* _AIM OF THE TASK_:
Work out how many lines hold the string "watermark". The answer is a single number, nothing more.

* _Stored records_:
++++++++++++++++++++

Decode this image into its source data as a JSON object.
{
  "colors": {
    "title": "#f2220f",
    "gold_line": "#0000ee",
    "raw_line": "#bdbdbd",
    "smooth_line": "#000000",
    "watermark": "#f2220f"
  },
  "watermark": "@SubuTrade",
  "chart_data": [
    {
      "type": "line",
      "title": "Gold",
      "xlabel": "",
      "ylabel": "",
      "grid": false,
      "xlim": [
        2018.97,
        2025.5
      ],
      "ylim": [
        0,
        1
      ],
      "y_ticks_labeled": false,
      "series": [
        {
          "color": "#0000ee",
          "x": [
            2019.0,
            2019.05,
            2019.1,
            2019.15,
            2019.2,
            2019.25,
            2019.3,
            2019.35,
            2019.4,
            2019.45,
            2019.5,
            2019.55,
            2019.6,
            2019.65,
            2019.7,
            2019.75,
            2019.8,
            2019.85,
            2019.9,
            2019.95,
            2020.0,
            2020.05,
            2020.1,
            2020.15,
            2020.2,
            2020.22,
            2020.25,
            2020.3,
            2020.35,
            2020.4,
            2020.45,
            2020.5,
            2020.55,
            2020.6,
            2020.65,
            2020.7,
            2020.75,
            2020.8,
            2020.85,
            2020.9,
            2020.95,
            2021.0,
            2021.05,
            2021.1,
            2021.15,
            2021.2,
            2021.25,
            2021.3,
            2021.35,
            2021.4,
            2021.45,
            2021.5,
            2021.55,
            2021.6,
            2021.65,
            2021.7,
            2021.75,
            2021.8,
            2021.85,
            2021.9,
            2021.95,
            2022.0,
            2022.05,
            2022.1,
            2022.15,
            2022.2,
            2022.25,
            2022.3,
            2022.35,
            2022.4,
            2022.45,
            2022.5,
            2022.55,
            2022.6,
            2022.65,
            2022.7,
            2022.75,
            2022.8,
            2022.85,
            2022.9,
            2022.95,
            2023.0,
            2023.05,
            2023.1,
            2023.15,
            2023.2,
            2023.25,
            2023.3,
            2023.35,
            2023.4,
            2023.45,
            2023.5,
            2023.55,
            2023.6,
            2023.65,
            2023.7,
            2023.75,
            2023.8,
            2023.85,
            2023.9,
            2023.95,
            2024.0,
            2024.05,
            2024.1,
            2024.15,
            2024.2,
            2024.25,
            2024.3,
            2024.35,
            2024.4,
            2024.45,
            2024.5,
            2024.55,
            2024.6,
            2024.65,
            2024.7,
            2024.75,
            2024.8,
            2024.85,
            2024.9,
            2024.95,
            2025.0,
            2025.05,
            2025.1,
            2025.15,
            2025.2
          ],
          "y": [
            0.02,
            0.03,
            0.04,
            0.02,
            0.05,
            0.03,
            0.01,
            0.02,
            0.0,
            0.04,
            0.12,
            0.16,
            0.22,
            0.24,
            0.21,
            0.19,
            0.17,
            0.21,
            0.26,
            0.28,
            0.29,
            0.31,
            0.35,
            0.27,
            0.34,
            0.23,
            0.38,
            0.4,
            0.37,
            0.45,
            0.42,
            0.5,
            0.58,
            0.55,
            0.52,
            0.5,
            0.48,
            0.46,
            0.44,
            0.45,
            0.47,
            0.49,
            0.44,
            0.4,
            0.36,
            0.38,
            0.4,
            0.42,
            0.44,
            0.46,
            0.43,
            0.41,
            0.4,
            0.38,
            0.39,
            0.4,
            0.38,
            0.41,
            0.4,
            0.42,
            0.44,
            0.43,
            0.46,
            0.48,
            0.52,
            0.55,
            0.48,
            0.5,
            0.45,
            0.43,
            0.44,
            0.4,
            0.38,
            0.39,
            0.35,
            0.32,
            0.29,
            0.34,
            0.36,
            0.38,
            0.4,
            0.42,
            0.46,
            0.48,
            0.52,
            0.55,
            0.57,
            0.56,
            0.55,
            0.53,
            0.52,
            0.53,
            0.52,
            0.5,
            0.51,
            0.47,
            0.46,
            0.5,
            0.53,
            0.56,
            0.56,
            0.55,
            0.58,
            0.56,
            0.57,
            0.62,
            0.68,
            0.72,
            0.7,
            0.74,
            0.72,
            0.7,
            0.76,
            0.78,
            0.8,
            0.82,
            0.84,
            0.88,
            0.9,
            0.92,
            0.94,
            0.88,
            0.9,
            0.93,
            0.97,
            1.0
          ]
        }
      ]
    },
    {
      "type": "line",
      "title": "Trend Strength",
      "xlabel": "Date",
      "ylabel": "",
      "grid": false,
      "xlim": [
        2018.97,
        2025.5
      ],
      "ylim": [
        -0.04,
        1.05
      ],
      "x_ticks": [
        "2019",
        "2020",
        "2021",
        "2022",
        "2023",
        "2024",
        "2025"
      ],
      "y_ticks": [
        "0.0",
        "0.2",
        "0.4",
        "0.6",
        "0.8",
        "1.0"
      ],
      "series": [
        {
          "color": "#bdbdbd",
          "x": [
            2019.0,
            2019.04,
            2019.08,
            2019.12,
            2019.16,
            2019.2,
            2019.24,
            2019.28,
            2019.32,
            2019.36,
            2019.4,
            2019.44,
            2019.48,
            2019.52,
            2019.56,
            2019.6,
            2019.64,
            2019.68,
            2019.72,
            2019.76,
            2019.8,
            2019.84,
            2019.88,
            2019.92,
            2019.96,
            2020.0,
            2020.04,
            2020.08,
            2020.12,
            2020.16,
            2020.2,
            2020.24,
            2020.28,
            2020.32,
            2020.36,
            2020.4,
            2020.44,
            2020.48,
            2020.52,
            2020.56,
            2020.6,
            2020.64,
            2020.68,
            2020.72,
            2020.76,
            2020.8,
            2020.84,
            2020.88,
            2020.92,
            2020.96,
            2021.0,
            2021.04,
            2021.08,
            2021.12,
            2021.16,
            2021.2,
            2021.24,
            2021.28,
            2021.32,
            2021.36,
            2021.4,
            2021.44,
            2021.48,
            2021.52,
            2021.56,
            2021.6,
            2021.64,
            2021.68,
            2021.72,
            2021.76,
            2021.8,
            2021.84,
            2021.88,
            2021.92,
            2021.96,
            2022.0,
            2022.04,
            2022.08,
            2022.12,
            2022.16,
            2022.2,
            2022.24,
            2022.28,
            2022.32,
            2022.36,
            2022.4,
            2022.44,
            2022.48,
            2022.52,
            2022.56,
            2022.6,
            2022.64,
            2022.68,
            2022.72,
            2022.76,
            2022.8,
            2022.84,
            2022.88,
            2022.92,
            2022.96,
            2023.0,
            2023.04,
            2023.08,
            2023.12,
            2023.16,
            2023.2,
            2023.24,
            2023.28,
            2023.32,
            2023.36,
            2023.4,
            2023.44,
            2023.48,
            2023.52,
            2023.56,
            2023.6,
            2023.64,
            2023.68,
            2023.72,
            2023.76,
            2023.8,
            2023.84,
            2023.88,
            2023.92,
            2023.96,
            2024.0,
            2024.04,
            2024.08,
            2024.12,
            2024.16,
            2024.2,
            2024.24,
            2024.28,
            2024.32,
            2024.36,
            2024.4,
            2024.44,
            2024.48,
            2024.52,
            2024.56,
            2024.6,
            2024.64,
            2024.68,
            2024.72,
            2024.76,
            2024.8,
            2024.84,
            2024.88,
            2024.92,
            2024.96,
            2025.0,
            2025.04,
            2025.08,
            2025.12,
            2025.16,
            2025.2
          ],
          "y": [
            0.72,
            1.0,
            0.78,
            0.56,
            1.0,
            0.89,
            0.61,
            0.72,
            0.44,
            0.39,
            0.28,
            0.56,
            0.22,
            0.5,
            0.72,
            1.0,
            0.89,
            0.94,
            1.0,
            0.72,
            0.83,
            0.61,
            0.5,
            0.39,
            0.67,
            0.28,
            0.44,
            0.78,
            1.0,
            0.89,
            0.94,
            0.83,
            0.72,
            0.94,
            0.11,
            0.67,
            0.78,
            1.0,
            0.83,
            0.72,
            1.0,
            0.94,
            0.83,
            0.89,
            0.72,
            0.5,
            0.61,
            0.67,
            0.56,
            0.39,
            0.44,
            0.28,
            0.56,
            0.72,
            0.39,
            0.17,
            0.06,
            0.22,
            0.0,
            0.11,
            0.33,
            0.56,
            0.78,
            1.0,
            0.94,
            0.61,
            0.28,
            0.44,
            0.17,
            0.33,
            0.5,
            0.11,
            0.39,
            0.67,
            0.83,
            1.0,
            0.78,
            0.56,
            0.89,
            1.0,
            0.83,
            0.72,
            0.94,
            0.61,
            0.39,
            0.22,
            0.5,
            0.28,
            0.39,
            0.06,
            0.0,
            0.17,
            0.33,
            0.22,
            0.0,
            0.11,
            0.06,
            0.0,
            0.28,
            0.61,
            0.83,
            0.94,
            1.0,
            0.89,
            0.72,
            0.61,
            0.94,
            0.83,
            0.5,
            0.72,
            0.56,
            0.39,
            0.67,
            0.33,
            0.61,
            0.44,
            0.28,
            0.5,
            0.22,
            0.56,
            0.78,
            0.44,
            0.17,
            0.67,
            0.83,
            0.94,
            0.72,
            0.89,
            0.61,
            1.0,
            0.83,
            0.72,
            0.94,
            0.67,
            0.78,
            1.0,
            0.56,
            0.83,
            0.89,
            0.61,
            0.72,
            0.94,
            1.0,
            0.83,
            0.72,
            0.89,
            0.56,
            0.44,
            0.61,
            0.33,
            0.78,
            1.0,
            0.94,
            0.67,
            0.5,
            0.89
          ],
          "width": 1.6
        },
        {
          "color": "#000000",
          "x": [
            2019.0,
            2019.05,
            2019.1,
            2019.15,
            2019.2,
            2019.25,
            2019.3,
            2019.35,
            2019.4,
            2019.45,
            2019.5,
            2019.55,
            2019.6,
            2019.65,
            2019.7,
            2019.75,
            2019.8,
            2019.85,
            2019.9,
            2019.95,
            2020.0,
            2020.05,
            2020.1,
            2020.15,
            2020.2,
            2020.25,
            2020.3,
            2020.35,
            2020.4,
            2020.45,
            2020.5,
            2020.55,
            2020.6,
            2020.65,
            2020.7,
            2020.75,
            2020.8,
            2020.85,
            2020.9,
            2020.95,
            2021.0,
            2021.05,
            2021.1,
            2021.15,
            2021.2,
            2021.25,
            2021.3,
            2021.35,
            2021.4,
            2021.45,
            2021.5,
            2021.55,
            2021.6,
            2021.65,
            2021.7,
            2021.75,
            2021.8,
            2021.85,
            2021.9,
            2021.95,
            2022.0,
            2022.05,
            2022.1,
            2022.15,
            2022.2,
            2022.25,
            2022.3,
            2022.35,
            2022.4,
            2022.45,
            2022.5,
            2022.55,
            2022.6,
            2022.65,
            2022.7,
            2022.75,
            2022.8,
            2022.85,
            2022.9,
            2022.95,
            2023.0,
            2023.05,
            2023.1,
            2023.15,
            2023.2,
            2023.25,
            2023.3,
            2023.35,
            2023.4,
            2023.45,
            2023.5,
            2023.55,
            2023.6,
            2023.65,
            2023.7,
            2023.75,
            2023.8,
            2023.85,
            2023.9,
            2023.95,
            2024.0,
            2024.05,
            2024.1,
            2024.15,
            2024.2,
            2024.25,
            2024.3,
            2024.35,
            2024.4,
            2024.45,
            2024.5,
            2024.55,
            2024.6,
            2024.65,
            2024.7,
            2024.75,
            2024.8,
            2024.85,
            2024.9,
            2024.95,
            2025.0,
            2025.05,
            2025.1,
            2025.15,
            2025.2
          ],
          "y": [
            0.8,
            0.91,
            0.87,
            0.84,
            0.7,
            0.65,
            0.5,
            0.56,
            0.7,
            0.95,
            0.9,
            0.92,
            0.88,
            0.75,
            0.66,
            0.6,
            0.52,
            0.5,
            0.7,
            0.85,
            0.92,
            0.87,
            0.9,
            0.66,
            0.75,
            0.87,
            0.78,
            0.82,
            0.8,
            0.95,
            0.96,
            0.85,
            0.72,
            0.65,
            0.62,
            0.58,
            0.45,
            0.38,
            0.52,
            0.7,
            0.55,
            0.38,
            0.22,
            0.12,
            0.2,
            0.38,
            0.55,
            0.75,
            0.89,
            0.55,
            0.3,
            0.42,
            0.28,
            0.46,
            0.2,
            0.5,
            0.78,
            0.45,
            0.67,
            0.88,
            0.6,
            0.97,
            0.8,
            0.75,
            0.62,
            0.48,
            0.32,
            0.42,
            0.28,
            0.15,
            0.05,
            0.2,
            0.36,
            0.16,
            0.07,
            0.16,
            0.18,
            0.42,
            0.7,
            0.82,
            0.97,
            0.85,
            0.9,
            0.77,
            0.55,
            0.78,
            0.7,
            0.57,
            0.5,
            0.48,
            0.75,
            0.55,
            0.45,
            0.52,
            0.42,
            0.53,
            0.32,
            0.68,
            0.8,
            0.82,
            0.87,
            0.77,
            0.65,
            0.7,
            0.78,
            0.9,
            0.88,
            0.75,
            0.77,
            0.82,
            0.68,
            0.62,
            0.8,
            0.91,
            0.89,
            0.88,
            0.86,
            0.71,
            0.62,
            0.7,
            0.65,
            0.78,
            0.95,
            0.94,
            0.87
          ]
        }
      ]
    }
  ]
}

++++++++++++++++++++

* _SOLVED EXERCISE_:
2